§ **Provided information**
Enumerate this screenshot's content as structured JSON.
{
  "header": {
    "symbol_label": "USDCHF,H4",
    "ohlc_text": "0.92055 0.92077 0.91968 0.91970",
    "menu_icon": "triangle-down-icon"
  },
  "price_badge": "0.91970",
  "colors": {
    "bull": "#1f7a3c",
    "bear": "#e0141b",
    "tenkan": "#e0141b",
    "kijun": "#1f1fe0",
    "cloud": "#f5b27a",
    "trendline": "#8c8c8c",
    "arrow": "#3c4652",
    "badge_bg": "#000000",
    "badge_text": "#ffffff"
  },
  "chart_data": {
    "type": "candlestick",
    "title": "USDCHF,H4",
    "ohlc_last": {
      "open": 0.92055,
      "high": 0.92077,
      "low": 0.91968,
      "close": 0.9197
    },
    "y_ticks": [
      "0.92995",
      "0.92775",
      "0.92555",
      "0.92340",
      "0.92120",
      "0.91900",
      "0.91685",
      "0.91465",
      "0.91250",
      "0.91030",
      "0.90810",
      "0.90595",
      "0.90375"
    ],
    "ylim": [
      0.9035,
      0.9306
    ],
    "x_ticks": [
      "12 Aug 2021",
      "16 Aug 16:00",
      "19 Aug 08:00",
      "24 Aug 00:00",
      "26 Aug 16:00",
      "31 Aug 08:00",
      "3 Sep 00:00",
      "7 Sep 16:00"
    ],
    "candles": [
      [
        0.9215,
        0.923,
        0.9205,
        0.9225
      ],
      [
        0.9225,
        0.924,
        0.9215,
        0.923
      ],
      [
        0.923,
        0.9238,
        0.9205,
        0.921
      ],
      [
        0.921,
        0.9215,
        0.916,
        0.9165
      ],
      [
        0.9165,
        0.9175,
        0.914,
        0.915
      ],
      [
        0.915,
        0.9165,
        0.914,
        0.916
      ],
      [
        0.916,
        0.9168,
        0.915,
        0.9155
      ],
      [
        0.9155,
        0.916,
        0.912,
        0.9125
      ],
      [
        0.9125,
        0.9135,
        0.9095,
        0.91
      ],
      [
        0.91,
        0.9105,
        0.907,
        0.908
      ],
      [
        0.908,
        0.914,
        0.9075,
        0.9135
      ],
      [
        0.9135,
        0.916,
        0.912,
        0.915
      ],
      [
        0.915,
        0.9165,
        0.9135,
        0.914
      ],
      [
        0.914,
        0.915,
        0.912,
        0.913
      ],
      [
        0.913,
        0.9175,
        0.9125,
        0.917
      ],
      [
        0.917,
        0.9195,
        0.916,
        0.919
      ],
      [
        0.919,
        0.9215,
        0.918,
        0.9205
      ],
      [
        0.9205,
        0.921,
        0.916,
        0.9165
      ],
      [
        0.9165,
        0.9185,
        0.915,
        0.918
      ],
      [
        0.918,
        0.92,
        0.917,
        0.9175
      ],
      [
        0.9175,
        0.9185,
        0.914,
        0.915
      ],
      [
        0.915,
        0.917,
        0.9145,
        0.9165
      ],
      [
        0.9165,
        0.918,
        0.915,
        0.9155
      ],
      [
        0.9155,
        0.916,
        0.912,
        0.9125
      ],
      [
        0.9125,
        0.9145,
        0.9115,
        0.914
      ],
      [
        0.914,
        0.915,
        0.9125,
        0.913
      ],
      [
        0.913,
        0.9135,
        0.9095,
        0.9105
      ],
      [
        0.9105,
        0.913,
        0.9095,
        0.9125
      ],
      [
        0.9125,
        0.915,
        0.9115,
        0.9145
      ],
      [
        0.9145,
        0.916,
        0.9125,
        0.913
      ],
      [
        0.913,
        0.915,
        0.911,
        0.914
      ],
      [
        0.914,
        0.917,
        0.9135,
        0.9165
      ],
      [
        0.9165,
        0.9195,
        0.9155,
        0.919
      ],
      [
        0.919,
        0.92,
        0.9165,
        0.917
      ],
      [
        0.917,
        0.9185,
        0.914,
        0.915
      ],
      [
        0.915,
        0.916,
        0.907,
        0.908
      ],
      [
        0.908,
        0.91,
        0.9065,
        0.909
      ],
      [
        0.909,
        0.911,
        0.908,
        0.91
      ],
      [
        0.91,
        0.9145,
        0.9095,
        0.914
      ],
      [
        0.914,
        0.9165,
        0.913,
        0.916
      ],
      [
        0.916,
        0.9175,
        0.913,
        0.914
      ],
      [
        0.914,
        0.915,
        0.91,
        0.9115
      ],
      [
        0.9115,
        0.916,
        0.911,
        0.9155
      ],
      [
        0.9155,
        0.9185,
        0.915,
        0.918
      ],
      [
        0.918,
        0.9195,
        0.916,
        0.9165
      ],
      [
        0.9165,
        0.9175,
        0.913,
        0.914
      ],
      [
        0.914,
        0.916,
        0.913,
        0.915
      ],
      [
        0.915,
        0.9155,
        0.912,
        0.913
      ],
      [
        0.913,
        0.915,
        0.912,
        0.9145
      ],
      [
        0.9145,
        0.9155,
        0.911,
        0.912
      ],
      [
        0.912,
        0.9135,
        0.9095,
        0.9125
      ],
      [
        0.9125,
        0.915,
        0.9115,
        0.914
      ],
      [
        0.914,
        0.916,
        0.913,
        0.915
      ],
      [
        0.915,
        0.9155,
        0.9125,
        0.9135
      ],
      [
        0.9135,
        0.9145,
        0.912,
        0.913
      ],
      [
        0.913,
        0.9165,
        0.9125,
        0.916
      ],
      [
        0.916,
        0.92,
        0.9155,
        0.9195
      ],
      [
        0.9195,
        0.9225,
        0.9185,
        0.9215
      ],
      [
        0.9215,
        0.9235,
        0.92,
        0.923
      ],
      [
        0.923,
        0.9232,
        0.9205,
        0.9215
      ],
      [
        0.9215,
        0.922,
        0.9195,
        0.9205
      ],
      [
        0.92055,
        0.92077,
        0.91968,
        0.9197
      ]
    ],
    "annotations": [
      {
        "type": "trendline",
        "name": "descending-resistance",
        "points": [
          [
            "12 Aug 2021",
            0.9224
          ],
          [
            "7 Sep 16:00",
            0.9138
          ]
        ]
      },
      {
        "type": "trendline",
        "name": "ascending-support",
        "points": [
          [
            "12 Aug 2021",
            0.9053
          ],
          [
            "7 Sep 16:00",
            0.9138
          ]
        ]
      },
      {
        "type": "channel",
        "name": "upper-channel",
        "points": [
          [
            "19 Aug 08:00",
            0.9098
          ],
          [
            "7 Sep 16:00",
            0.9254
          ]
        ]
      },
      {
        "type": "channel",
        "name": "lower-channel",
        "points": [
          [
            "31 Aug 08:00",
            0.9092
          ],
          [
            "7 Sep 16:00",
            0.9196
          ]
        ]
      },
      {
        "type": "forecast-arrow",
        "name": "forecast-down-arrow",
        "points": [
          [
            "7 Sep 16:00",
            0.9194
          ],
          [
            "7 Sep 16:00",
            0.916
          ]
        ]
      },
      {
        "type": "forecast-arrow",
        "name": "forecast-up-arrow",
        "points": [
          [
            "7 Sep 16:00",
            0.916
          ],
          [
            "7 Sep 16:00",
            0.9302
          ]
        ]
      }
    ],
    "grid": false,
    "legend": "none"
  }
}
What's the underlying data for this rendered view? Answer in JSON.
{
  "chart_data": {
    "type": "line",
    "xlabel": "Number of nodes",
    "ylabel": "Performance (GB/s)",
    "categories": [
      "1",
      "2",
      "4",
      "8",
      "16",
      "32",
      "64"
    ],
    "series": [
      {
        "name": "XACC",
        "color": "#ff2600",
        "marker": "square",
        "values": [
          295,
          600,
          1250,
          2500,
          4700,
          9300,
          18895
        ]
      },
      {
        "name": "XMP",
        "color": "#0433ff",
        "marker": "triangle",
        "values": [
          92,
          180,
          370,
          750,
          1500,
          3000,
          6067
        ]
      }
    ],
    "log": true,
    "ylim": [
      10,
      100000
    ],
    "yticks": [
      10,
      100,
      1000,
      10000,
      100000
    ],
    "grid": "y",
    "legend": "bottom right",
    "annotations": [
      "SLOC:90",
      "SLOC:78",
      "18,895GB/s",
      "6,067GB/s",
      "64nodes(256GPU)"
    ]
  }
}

§ **Exercise task**
Starting at the line with "What's the underlying", copy every line up to and including the last one in the entries above.

§ **Completed exercise**
What's the underlying data for this rendered view? Answer in JSON.
{
  "chart_data": {
    "type": "line",
    "xlabel": "Number of nodes",
    "ylabel": "Performance (GB/s)",
    "categories": [
      "1",
      "2",
      "4",
      "8",
      "16",
      "32",
      "64"
    ],
    "series": [
      {
        "name": "XACC",
        "color": "#ff2600",
        "marker": "square",
        "values": [
          295,
          600,
          1250,
          2500,
          4700,
          9300,
          18895
        ]
      },
      {
        "name": "XMP",
        "color": "#0433ff",
        "marker": "triangle",
        "values": [
          92,
          180,
          370,
          750,
          1500,
          3000,
          6067
        ]
      }
    ],
    "log": true,
    "ylim": [
      10,
      100000
    ],
    "yticks": [
      10,
      100,
      1000,
      10000,
      100000
    ],
    "grid": "y",
    "legend": "bottom right",
    "annotations": [
      "SLOC:90",
      "SLOC:78",
      "18,895GB/s",
      "6,067GB/s",
      "64nodes(256GPU)"
    ]
  }
}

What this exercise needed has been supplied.